# WRITTEN PROBLEM
Output every entry exactly as written, skipping any pictures.

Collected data
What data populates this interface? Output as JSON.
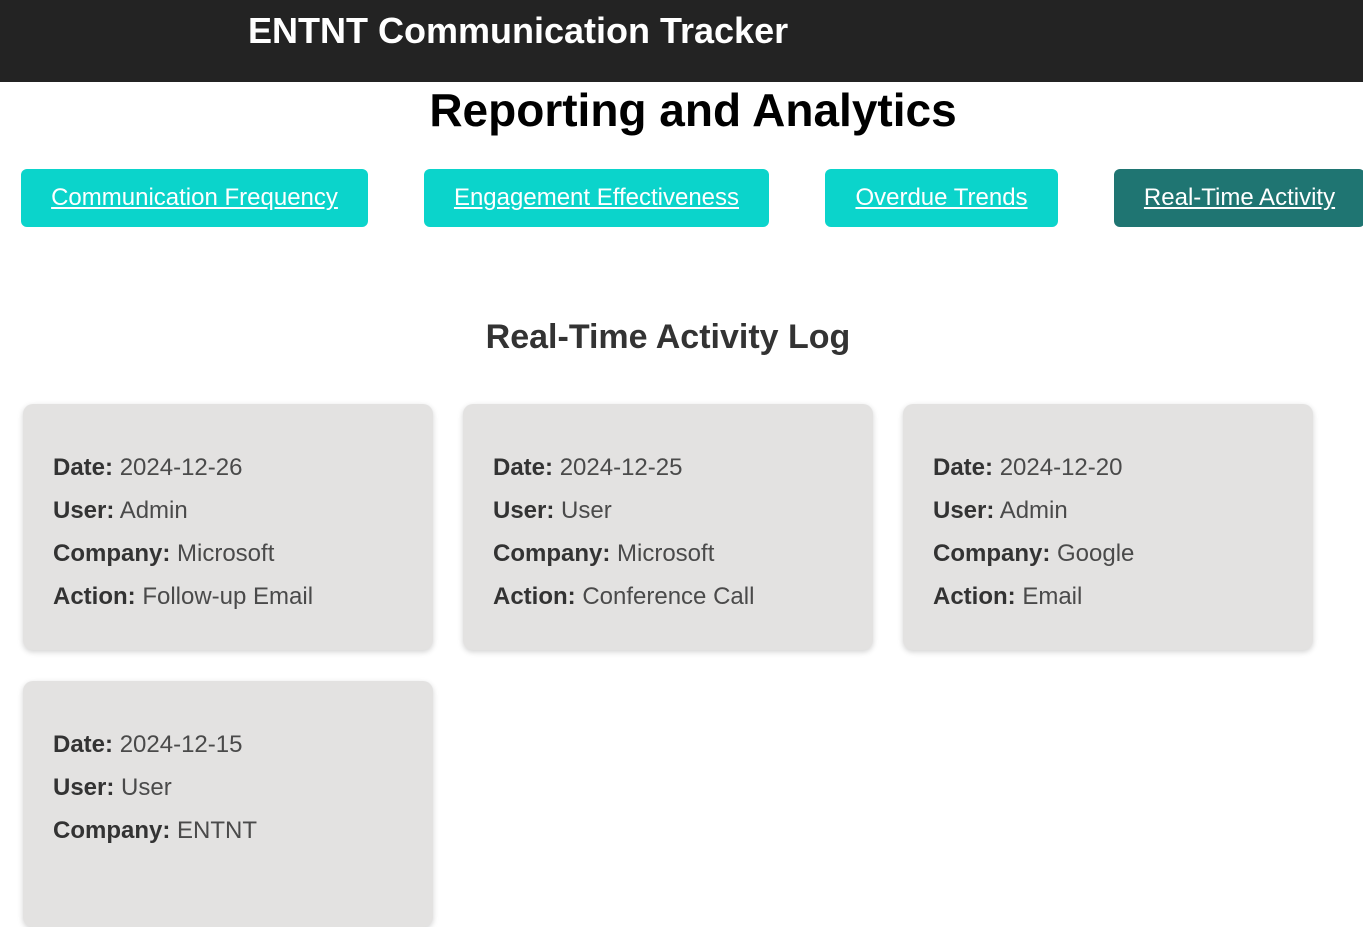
{
  "header": {
    "app_title": "ENTNT Communication Tracker"
  },
  "page": {
    "title": "Reporting and Analytics"
  },
  "tabs": [
    {
      "label": "Communication Frequency",
      "active": false
    },
    {
      "label": "Engagement Effectiveness",
      "active": false
    },
    {
      "label": "Overdue Trends",
      "active": false
    },
    {
      "label": "Real-Time Activity",
      "active": true
    }
  ],
  "colors": {
    "tab_default": "#0bd4cb",
    "tab_active": "#1f7572",
    "header_bg": "#232323",
    "card_bg": "#e3e2e1"
  },
  "section": {
    "title": "Real-Time Activity Log"
  },
  "field_labels": {
    "date": "Date:",
    "user": "User:",
    "company": "Company:",
    "action": "Action:"
  },
  "activities": [
    {
      "date": "2024-12-26",
      "user": "Admin",
      "company": "Microsoft",
      "action": "Follow-up Email"
    },
    {
      "date": "2024-12-25",
      "user": "User",
      "company": "Microsoft",
      "action": "Conference Call"
    },
    {
      "date": "2024-12-20",
      "user": "Admin",
      "company": "Google",
      "action": "Email"
    },
    {
      "date": "2024-12-15",
      "user": "User",
      "company": "ENTNT",
      "action": ""
    }
  ]
}
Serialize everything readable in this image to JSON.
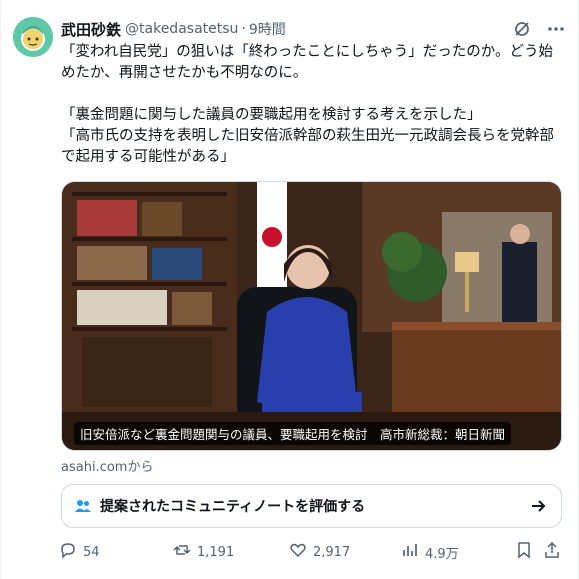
{
  "author": {
    "name": "武田砂鉄",
    "handle": "@takedasatetsu",
    "separator": "·",
    "time": "9時間"
  },
  "post": {
    "line1": "「変われ自民党」の狙いは「終わったことにしちゃう」だったのか。どう始",
    "line2": "めたか、再開させたかも不明なのに。",
    "quote1": "「裏金問題に関与した議員の要職起用を検討する考えを示した」",
    "quote2": "「高市氏の支持を表明した旧安倍派幹部の萩生田光一元政調会長らを党幹部",
    "quote3": "で起用する可能性がある」"
  },
  "media": {
    "caption": "旧安倍派など裏金問題関与の議員、要職起用を検討　高市新総裁：朝日新聞",
    "source": "asahi.comから"
  },
  "community_note": {
    "label": "提案されたコミュニティノートを評価する"
  },
  "actions": {
    "replies": "54",
    "reposts": "1,191",
    "likes": "2,917",
    "views": "4.9万"
  },
  "colors": {
    "text": "#0f1419",
    "muted": "#536471",
    "border": "#cfd9de",
    "avatar_bg": "#5fc8a7"
  },
  "icons": [
    "grok-icon",
    "more-icon",
    "people-icon",
    "arrow-right-icon",
    "reply-icon",
    "repost-icon",
    "like-icon",
    "views-icon",
    "bookmark-icon",
    "share-icon"
  ]
}
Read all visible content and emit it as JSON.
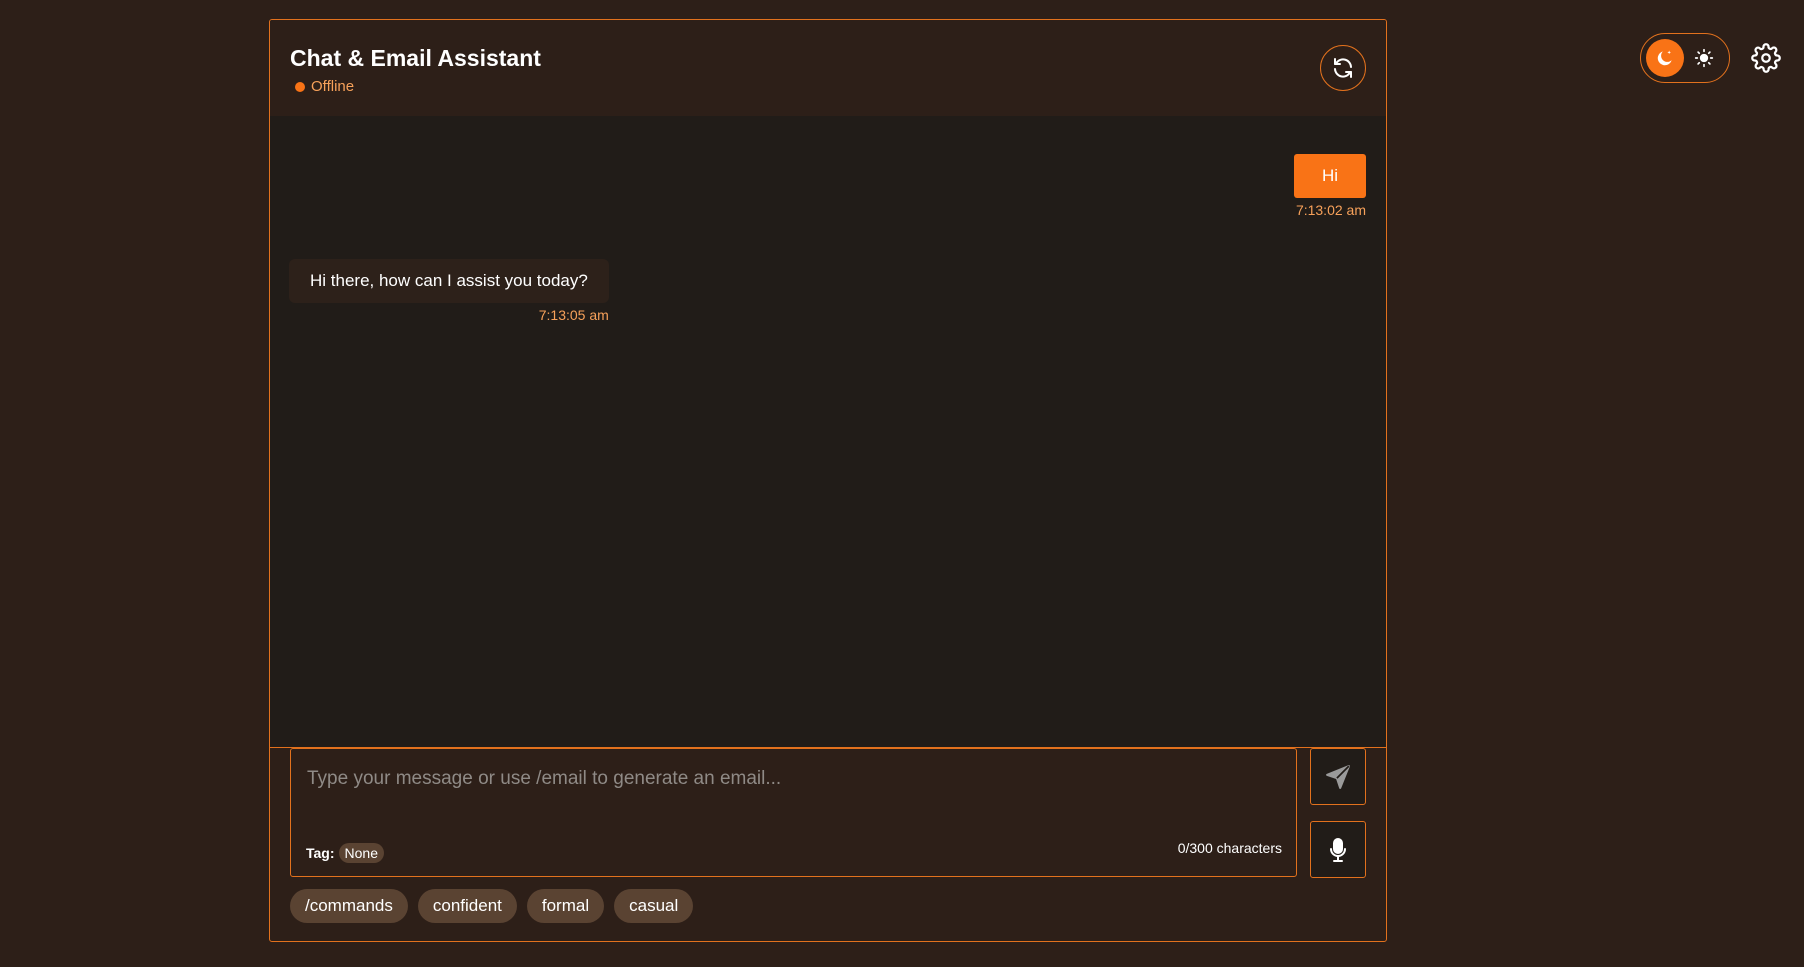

# WRITTEN ANSWER
What data populates this interface? Output as JSON.
{
  "header": {
    "app_title": "ENTNT Communication Tracker"
  },
  "page": {
    "title": "Reporting and Analytics"
  },
  "tabs": [
    {
      "label": "Communication Frequency",
      "active": false
    },
    {
      "label": "Engagement Effectiveness",
      "active": false
    },
    {
      "label": "Overdue Trends",
      "active": false
    },
    {
      "label": "Real-Time Activity",
      "active": true
    }
  ],
  "colors": {
    "tab_default": "#0bd4cb",
    "tab_active": "#1f7572",
    "header_bg": "#232323",
    "card_bg": "#e3e2e1"
  },
  "section": {
    "title": "Real-Time Activity Log"
  },
  "field_labels": {
    "date": "Date:",
    "user": "User:",
    "company": "Company:",
    "action": "Action:"
  },
  "activities": [
    {
      "date": "2024-12-26",
      "user": "Admin",
      "company": "Microsoft",
      "action": "Follow-up Email"
    },
    {
      "date": "2024-12-25",
      "user": "User",
      "company": "Microsoft",
      "action": "Conference Call"
    },
    {
      "date": "2024-12-20",
      "user": "Admin",
      "company": "Google",
      "action": "Email"
    },
    {
      "date": "2024-12-15",
      "user": "User",
      "company": "ENTNT",
      "action": ""
    }
  ]
}
Serialize everything readable in this image to JSON.
{
  "author": {
    "name": "武田砂鉄",
    "handle": "@takedasatetsu",
    "separator": "·",
    "time": "9時間"
  },
  "post": {
    "line1": "「変われ自民党」の狙いは「終わったことにしちゃう」だったのか。どう始",
    "line2": "めたか、再開させたかも不明なのに。",
    "quote1": "「裏金問題に関与した議員の要職起用を検討する考えを示した」",
    "quote2": "「高市氏の支持を表明した旧安倍派幹部の萩生田光一元政調会長らを党幹部",
    "quote3": "で起用する可能性がある」"
  },
  "media": {
    "caption": "旧安倍派など裏金問題関与の議員、要職起用を検討　高市新総裁：朝日新聞",
    "source": "asahi.comから"
  },
  "community_note": {
    "label": "提案されたコミュニティノートを評価する"
  },
  "actions": {
    "replies": "54",
    "reposts": "1,191",
    "likes": "2,917",
    "views": "4.9万"
  },
  "colors": {
    "text": "#0f1419",
    "muted": "#536471",
    "border": "#cfd9de",
    "avatar_bg": "#5fc8a7"
  },
  "icons": [
    "grok-icon",
    "more-icon",
    "people-icon",
    "arrow-right-icon",
    "reply-icon",
    "repost-icon",
    "like-icon",
    "views-icon",
    "bookmark-icon",
    "share-icon"
  ]
}
Read all visible content and emit it as JSON.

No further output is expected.